BEGIN DATA LISTING

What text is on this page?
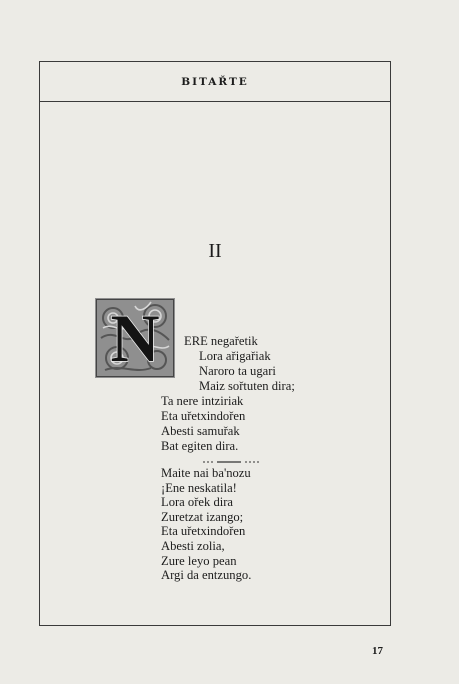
BITAŘTE
II
N	ERE negařetik
Lora ařigařiak
Naroro ta ugari
Maiz sořtuten dira;
Ta nere intziriak
Eta uřetxindořen
Abesti samuřak
Bat egiten dira.
Maite nai ba'nozu
¡Ene neskatila!
Lora ořek dira
Zuretzat izango;
Eta uřetxindořen
Abesti zolia,
Zure leyo pean
Argi da entzungo.
17
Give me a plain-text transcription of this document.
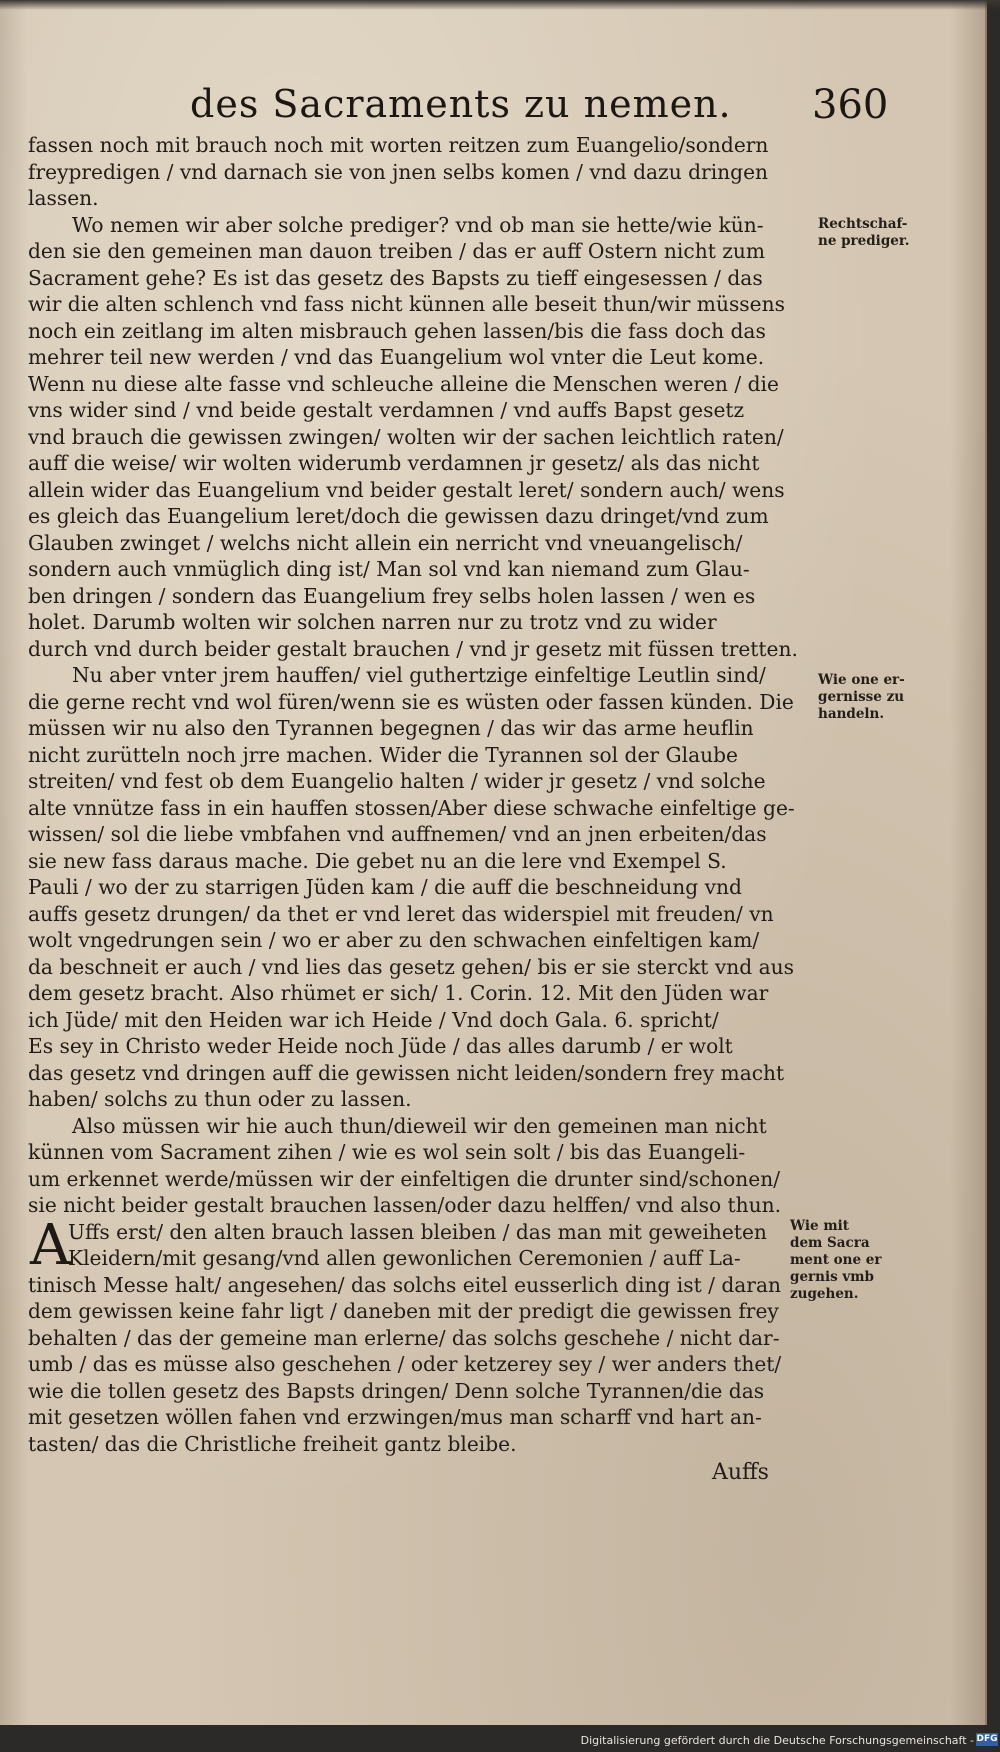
des Sacraments zu nemen. 360
fassen noch mit brauch noch mit worten reitzen zum Euangelio/sondern
freypredigen / vnd darnach sie von jnen selbs komen / vnd dazu dringen
lassen.
Wo nemen wir aber solche prediger? vnd ob man sie hette/wie kün-
den sie den gemeinen man dauon treiben / das er auff Ostern nicht zum
Sacrament gehe? Es ist das gesetz des Bapsts zu tieff eingesessen / das
wir die alten schlench vnd fass nicht künnen alle beseit thun/wir müssens
noch ein zeitlang im alten misbrauch gehen lassen/bis die fass doch das
mehrer teil new werden / vnd das Euangelium wol vnter die Leut kome.
Wenn nu diese alte fasse vnd schleuche alleine die Menschen weren / die
vns wider sind / vnd beide gestalt verdamnen / vnd auffs Bapst gesetz
vnd brauch die gewissen zwingen/ wolten wir der sachen leichtlich raten/
auff die weise/ wir wolten widerumb verdamnen jr gesetz/ als das nicht
allein wider das Euangelium vnd beider gestalt leret/ sondern auch/ wens
es gleich das Euangelium leret/doch die gewissen dazu dringet/vnd zum
Glauben zwinget / welchs nicht allein ein nerricht vnd vneuangelisch/
sondern auch vnmüglich ding ist/ Man sol vnd kan niemand zum Glau-
ben dringen / sondern das Euangelium frey selbs holen lassen / wen es
holet. Darumb wolten wir solchen narren nur zu trotz vnd zu wider
durch vnd durch beider gestalt brauchen / vnd jr gesetz mit füssen tretten.
Nu aber vnter jrem hauffen/ viel guthertzige einfeltige Leutlin sind/
die gerne recht vnd wol füren/wenn sie es wüsten oder fassen künden. Die
müssen wir nu also den Tyrannen begegnen / das wir das arme heuflin
nicht zurütteln noch jrre machen. Wider die Tyrannen sol der Glaube
streiten/ vnd fest ob dem Euangelio halten / wider jr gesetz / vnd solche
alte vnnütze fass in ein hauffen stossen/Aber diese schwache einfeltige ge-
wissen/ sol die liebe vmbfahen vnd auffnemen/ vnd an jnen erbeiten/das
sie new fass daraus mache. Die gebet nu an die lere vnd Exempel S.
Pauli / wo der zu starrigen Jüden kam / die auff die beschneidung vnd
auffs gesetz drungen/ da thet er vnd leret das widerspiel mit freuden/ vn
wolt vngedrungen sein / wo er aber zu den schwachen einfeltigen kam/
da beschneit er auch / vnd lies das gesetz gehen/ bis er sie sterckt vnd aus
dem gesetz bracht. Also rhümet er sich/ 1. Corin. 12. Mit den Jüden war
ich Jüde/ mit den Heiden war ich Heide / Vnd doch Gala. 6. spricht/
Es sey in Christo weder Heide noch Jüde / das alles darumb / er wolt
das gesetz vnd dringen auff die gewissen nicht leiden/sondern frey macht
haben/ solchs zu thun oder zu lassen.
Also müssen wir hie auch thun/dieweil wir den gemeinen man nicht
künnen vom Sacrament zihen / wie es wol sein solt / bis das Euangeli-
um erkennet werde/müssen wir der einfeltigen die drunter sind/schonen/
sie nicht beider gestalt brauchen lassen/oder dazu helffen/ vnd also thun.
Uffs erst/ den alten brauch lassen bleiben / das man mit geweiheten
Kleidern/mit gesang/vnd allen gewonlichen Ceremonien / auff La-
tinisch Messe halt/ angesehen/ das solchs eitel eusserlich ding ist / daran
dem gewissen keine fahr ligt / daneben mit der predigt die gewissen frey
behalten / das der gemeine man erlerne/ das solchs geschehe / nicht dar-
umb / das es müsse also geschehen / oder ketzerey sey / wer anders thet/
wie die tollen gesetz des Bapsts dringen/ Denn solche Tyrannen/die das
mit gesetzen wöllen fahen vnd erzwingen/mus man scharff vnd hart an-
tasten/ das die Christliche freiheit gantz bleibe.
A
Rechtschaf-
ne prediger.
Wie one er-
gernisse zu
handeln.
Wie mit
dem Sacra
ment one er
gernis vmb
zugehen.
Auffs
Digitalisierung gefördert durch die Deutsche Forschungsgemeinschaft - DFG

END DATA LISTING

### PROBLEM REQUIREMENTS
Every line above should be returned word for word, with the pictures left behind.

### COMPLETE RESPONSE
What text is on this page?
BITAŘTE
II
N	ERE negařetik
Lora ařigařiak
Naroro ta ugari
Maiz sořtuten dira;
Ta nere intziriak
Eta uřetxindořen
Abesti samuřak
Bat egiten dira.
Maite nai ba'nozu
¡Ene neskatila!
Lora ořek dira
Zuretzat izango;
Eta uřetxindořen
Abesti zolia,
Zure leyo pean
Argi da entzungo.
17
Give me a plain-text transcription of this document.
des Sacraments zu nemen. 360
fassen noch mit brauch noch mit worten reitzen zum Euangelio/sondern
freypredigen / vnd darnach sie von jnen selbs komen / vnd dazu dringen
lassen.
Wo nemen wir aber solche prediger? vnd ob man sie hette/wie kün-
den sie den gemeinen man dauon treiben / das er auff Ostern nicht zum
Sacrament gehe? Es ist das gesetz des Bapsts zu tieff eingesessen / das
wir die alten schlench vnd fass nicht künnen alle beseit thun/wir müssens
noch ein zeitlang im alten misbrauch gehen lassen/bis die fass doch das
mehrer teil new werden / vnd das Euangelium wol vnter die Leut kome.
Wenn nu diese alte fasse vnd schleuche alleine die Menschen weren / die
vns wider sind / vnd beide gestalt verdamnen / vnd auffs Bapst gesetz
vnd brauch die gewissen zwingen/ wolten wir der sachen leichtlich raten/
auff die weise/ wir wolten widerumb verdamnen jr gesetz/ als das nicht
allein wider das Euangelium vnd beider gestalt leret/ sondern auch/ wens
es gleich das Euangelium leret/doch die gewissen dazu dringet/vnd zum
Glauben zwinget / welchs nicht allein ein nerricht vnd vneuangelisch/
sondern auch vnmüglich ding ist/ Man sol vnd kan niemand zum Glau-
ben dringen / sondern das Euangelium frey selbs holen lassen / wen es
holet. Darumb wolten wir solchen narren nur zu trotz vnd zu wider
durch vnd durch beider gestalt brauchen / vnd jr gesetz mit füssen tretten.
Nu aber vnter jrem hauffen/ viel guthertzige einfeltige Leutlin sind/
die gerne recht vnd wol füren/wenn sie es wüsten oder fassen künden. Die
müssen wir nu also den Tyrannen begegnen / das wir das arme heuflin
nicht zurütteln noch jrre machen. Wider die Tyrannen sol der Glaube
streiten/ vnd fest ob dem Euangelio halten / wider jr gesetz / vnd solche
alte vnnütze fass in ein hauffen stossen/Aber diese schwache einfeltige ge-
wissen/ sol die liebe vmbfahen vnd auffnemen/ vnd an jnen erbeiten/das
sie new fass daraus mache. Die gebet nu an die lere vnd Exempel S.
Pauli / wo der zu starrigen Jüden kam / die auff die beschneidung vnd
auffs gesetz drungen/ da thet er vnd leret das widerspiel mit freuden/ vn
wolt vngedrungen sein / wo er aber zu den schwachen einfeltigen kam/
da beschneit er auch / vnd lies das gesetz gehen/ bis er sie sterckt vnd aus
dem gesetz bracht. Also rhümet er sich/ 1. Corin. 12. Mit den Jüden war
ich Jüde/ mit den Heiden war ich Heide / Vnd doch Gala. 6. spricht/
Es sey in Christo weder Heide noch Jüde / das alles darumb / er wolt
das gesetz vnd dringen auff die gewissen nicht leiden/sondern frey macht
haben/ solchs zu thun oder zu lassen.
Also müssen wir hie auch thun/dieweil wir den gemeinen man nicht
künnen vom Sacrament zihen / wie es wol sein solt / bis das Euangeli-
um erkennet werde/müssen wir der einfeltigen die drunter sind/schonen/
sie nicht beider gestalt brauchen lassen/oder dazu helffen/ vnd also thun.
Uffs erst/ den alten brauch lassen bleiben / das man mit geweiheten
Kleidern/mit gesang/vnd allen gewonlichen Ceremonien / auff La-
tinisch Messe halt/ angesehen/ das solchs eitel eusserlich ding ist / daran
dem gewissen keine fahr ligt / daneben mit der predigt die gewissen frey
behalten / das der gemeine man erlerne/ das solchs geschehe / nicht dar-
umb / das es müsse also geschehen / oder ketzerey sey / wer anders thet/
wie die tollen gesetz des Bapsts dringen/ Denn solche Tyrannen/die das
mit gesetzen wöllen fahen vnd erzwingen/mus man scharff vnd hart an-
tasten/ das die Christliche freiheit gantz bleibe.
A
Rechtschaf-
ne prediger.
Wie one er-
gernisse zu
handeln.
Wie mit
dem Sacra
ment one er
gernis vmb
zugehen.
Auffs
Digitalisierung gefördert durch die Deutsche Forschungsgemeinschaft - DFG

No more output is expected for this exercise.